**Dataset records:**
>>

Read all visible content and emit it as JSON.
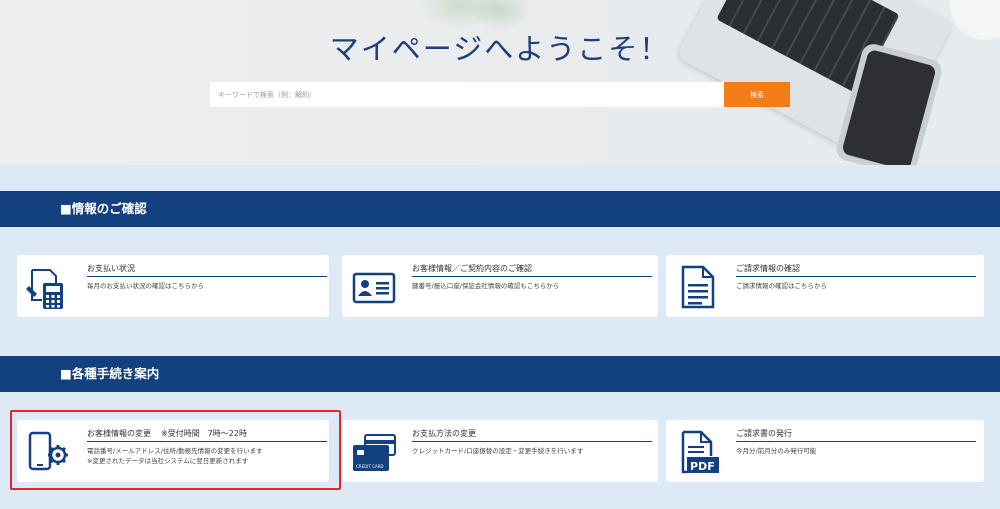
{
  "hero": {
    "title": "マイページへようこそ！",
    "search_placeholder": "キーワードで検索（例：解約）",
    "search_button": "検索"
  },
  "section1": {
    "title": "■情報のご確認",
    "cards": [
      {
        "title": "お支払い状況",
        "desc": "毎月のお支払い状況の確認はこちらから",
        "icon": "calculator-document-icon"
      },
      {
        "title": "お客様情報／ご契約内容のご確認",
        "desc": "鍵番号/振込口座/保証会社情報の確認もこちらから",
        "icon": "id-card-icon"
      },
      {
        "title": "ご請求情報の確認",
        "desc": "ご請求情報の確認はこちらから",
        "icon": "document-icon"
      }
    ]
  },
  "section2": {
    "title": "■各種手続き案内",
    "cards": [
      {
        "title": "お客様情報の変更",
        "note": "※受付時間　7時～22時",
        "desc1": "電話番号/メールアドレス/住所/勤務先情報の変更を行います",
        "desc2": "※変更されたデータは当社システムに翌日更新されます",
        "icon": "smartphone-settings-icon"
      },
      {
        "title": "お支払方法の変更",
        "desc1": "クレジットカード/口座振替の設定・変更手続きを行います",
        "icon": "credit-card-icon",
        "card_label": "CREDIT CARD"
      },
      {
        "title": "ご請求書の発行",
        "desc1": "今月分/前月分のみ発行可能",
        "icon": "pdf-document-icon",
        "pdf_label": "PDF"
      }
    ]
  },
  "colors": {
    "brand": "#13407e",
    "accent": "#f07d18",
    "highlight": "#e0282e"
  }
}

<<

**Task objective:** Give the data again exactly as written, with all pictures left out.

**Solution:**
Read all visible content and emit it as JSON.
{
  "hero": {
    "title": "マイページへようこそ！",
    "search_placeholder": "キーワードで検索（例：解約）",
    "search_button": "検索"
  },
  "section1": {
    "title": "■情報のご確認",
    "cards": [
      {
        "title": "お支払い状況",
        "desc": "毎月のお支払い状況の確認はこちらから",
        "icon": "calculator-document-icon"
      },
      {
        "title": "お客様情報／ご契約内容のご確認",
        "desc": "鍵番号/振込口座/保証会社情報の確認もこちらから",
        "icon": "id-card-icon"
      },
      {
        "title": "ご請求情報の確認",
        "desc": "ご請求情報の確認はこちらから",
        "icon": "document-icon"
      }
    ]
  },
  "section2": {
    "title": "■各種手続き案内",
    "cards": [
      {
        "title": "お客様情報の変更",
        "note": "※受付時間　7時～22時",
        "desc1": "電話番号/メールアドレス/住所/勤務先情報の変更を行います",
        "desc2": "※変更されたデータは当社システムに翌日更新されます",
        "icon": "smartphone-settings-icon"
      },
      {
        "title": "お支払方法の変更",
        "desc1": "クレジットカード/口座振替の設定・変更手続きを行います",
        "icon": "credit-card-icon",
        "card_label": "CREDIT CARD"
      },
      {
        "title": "ご請求書の発行",
        "desc1": "今月分/前月分のみ発行可能",
        "icon": "pdf-document-icon",
        "pdf_label": "PDF"
      }
    ]
  },
  "colors": {
    "brand": "#13407e",
    "accent": "#f07d18",
    "highlight": "#e0282e"
  }
}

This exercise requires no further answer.